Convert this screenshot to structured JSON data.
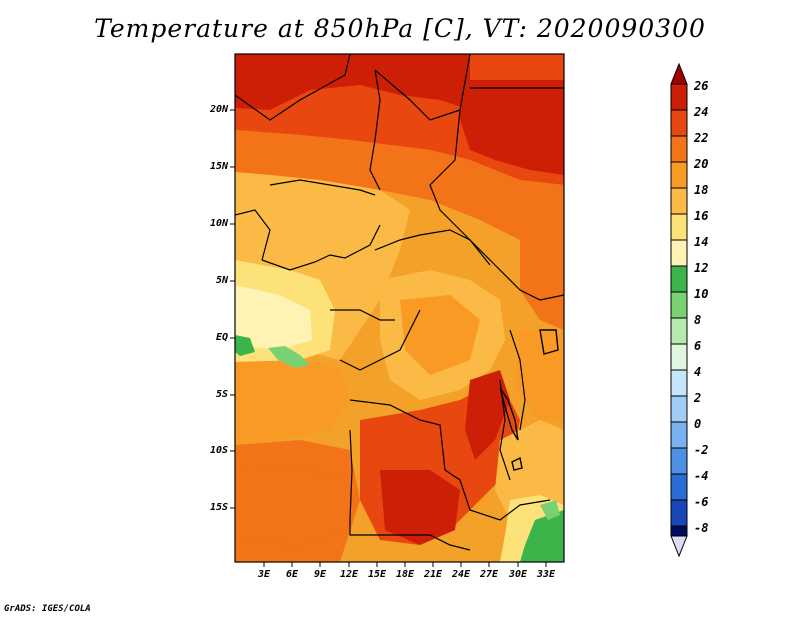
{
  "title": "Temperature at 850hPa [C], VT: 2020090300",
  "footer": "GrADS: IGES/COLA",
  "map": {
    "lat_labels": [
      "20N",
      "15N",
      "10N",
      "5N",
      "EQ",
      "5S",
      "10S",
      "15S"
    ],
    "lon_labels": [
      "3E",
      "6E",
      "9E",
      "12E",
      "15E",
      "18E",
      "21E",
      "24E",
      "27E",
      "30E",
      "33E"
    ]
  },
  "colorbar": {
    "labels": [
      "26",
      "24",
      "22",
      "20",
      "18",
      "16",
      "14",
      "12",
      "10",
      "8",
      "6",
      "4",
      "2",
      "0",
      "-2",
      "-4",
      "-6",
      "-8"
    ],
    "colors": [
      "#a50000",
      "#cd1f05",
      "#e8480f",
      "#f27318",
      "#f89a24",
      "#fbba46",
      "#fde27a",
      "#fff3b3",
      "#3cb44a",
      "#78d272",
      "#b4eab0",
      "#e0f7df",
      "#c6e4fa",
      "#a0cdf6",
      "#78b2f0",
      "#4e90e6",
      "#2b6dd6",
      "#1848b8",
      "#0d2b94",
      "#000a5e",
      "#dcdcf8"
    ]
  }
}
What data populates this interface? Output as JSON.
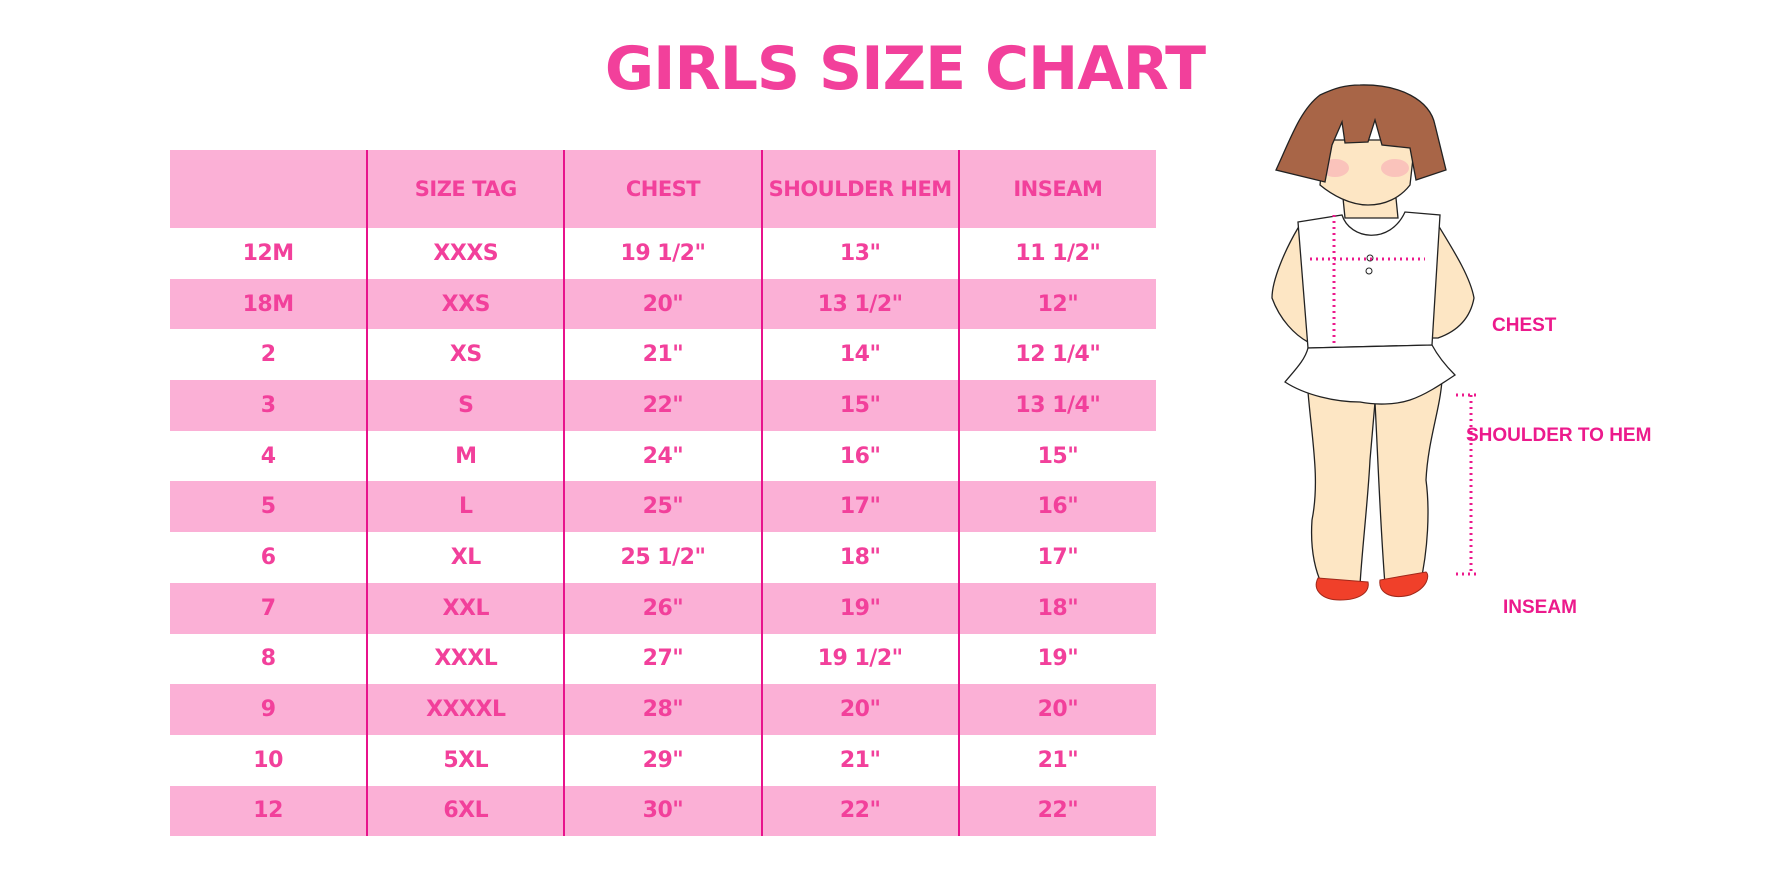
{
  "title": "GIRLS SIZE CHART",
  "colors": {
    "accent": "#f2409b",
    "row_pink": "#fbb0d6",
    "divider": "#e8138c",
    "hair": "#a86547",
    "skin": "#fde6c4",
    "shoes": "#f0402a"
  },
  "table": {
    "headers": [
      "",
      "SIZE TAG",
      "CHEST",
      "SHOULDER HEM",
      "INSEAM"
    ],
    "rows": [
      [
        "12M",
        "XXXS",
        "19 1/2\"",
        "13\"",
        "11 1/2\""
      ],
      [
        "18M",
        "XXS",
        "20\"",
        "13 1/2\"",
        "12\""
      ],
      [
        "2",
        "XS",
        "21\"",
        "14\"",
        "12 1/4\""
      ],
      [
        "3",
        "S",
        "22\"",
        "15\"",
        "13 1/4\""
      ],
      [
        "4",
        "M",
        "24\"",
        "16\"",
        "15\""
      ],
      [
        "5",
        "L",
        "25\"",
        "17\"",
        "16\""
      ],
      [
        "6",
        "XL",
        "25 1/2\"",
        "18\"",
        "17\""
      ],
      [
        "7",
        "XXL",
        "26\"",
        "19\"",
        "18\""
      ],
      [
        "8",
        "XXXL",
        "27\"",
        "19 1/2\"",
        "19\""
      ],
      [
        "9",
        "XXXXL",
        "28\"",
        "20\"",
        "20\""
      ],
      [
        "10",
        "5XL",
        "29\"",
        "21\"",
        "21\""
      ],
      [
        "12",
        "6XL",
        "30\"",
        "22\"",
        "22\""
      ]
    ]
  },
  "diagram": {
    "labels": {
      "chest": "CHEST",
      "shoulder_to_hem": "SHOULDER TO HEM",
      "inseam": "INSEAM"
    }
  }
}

☆ ☆ ☆ ☆

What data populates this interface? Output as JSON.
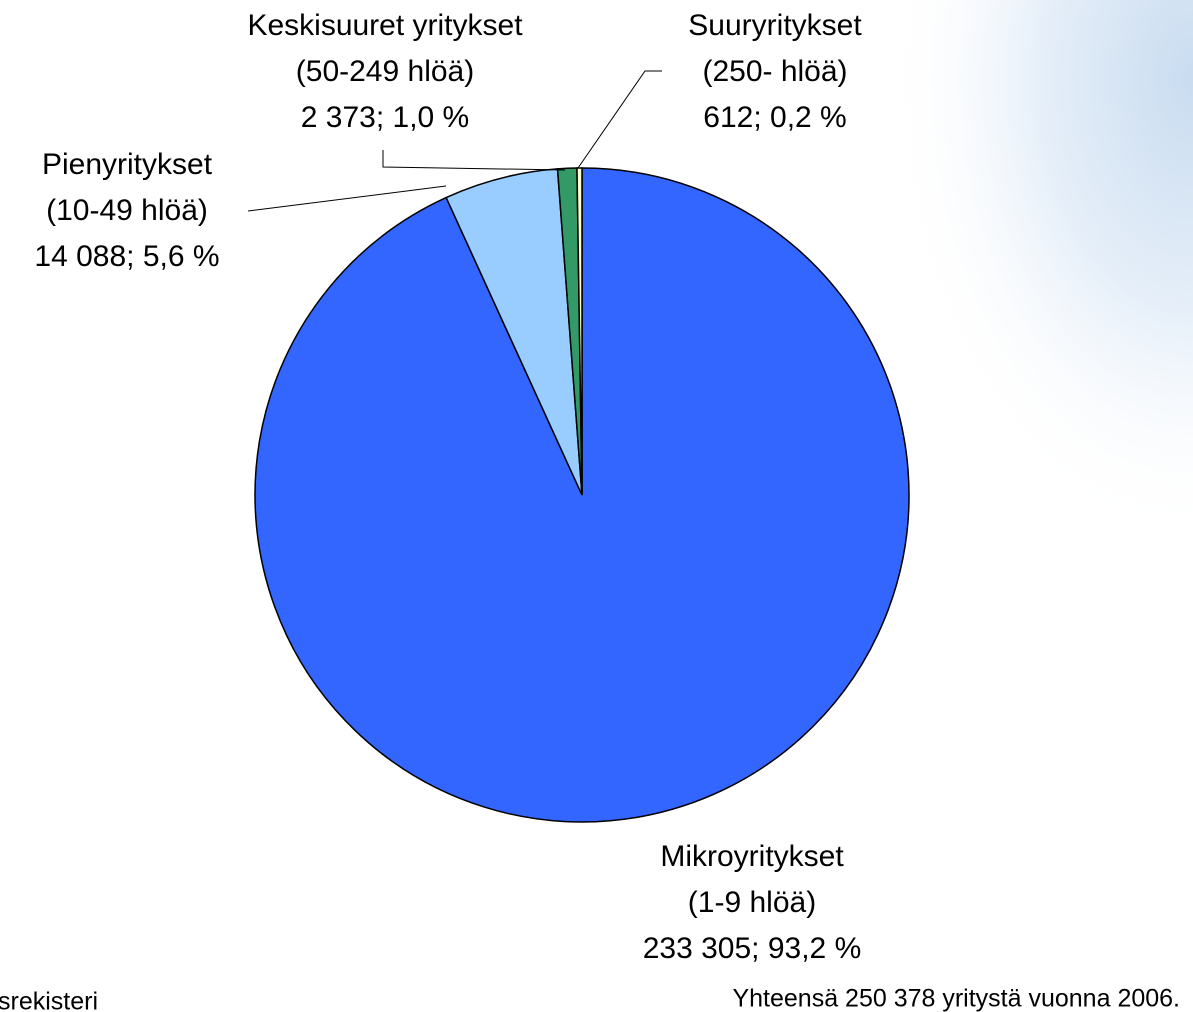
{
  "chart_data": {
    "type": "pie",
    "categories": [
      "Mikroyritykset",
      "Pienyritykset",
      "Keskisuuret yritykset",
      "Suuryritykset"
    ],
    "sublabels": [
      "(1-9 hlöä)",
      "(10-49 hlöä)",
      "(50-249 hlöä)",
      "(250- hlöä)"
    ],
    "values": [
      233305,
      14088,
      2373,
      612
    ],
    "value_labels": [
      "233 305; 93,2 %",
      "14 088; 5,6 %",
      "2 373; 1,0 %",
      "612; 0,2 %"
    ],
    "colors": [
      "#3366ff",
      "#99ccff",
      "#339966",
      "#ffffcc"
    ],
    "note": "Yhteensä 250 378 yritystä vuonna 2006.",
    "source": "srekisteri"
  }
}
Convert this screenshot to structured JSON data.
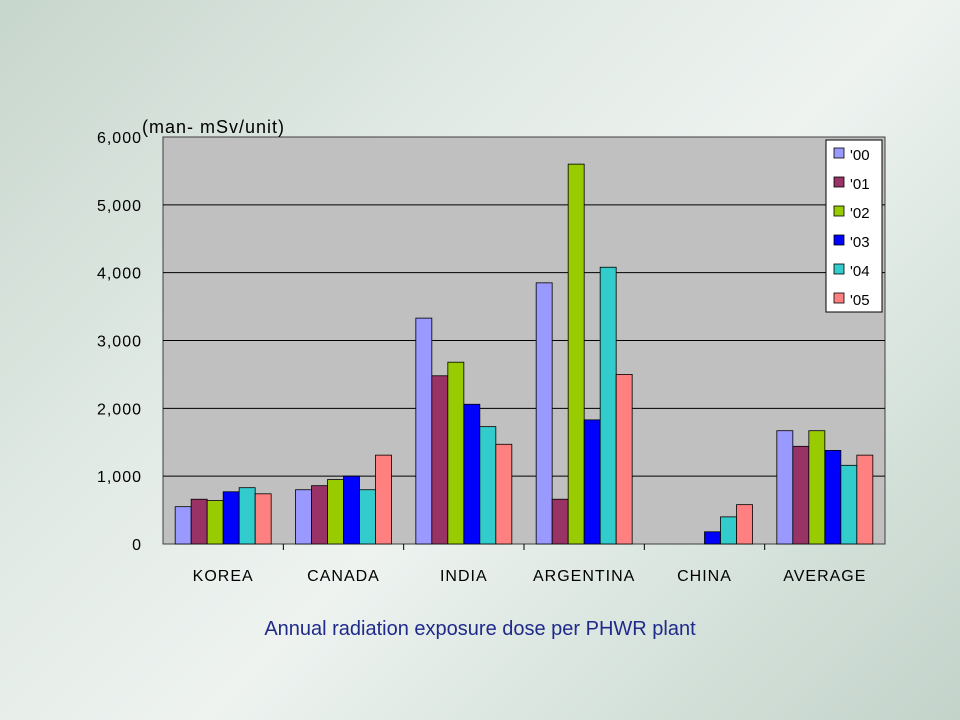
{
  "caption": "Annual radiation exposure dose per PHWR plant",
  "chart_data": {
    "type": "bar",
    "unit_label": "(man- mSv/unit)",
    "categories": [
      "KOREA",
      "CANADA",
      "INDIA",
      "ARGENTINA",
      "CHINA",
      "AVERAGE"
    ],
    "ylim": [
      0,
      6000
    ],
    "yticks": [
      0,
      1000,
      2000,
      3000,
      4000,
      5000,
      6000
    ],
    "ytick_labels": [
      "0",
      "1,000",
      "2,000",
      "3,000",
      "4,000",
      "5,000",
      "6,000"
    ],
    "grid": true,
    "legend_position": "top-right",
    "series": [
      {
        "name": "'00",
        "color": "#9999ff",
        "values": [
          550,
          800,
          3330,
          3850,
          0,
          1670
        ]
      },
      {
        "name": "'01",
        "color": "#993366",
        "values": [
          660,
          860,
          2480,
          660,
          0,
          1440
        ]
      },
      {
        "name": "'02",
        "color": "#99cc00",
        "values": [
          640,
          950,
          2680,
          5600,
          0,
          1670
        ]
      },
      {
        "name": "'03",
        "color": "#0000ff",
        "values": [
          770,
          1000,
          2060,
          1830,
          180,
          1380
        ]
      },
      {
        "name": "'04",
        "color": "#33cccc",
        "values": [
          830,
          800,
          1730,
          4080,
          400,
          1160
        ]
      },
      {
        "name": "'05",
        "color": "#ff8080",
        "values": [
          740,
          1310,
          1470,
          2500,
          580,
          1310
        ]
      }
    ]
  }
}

☆ ☆ ☆ ☆

■ **Goal**
Identify all lines where the word "name" shows up. Copy them.

■ **Completed exercise**
        "name": "'00",
        "name": "'01",
        "name": "'02",
        "name": "'03",
        "name": "'04",
        "name": "'05",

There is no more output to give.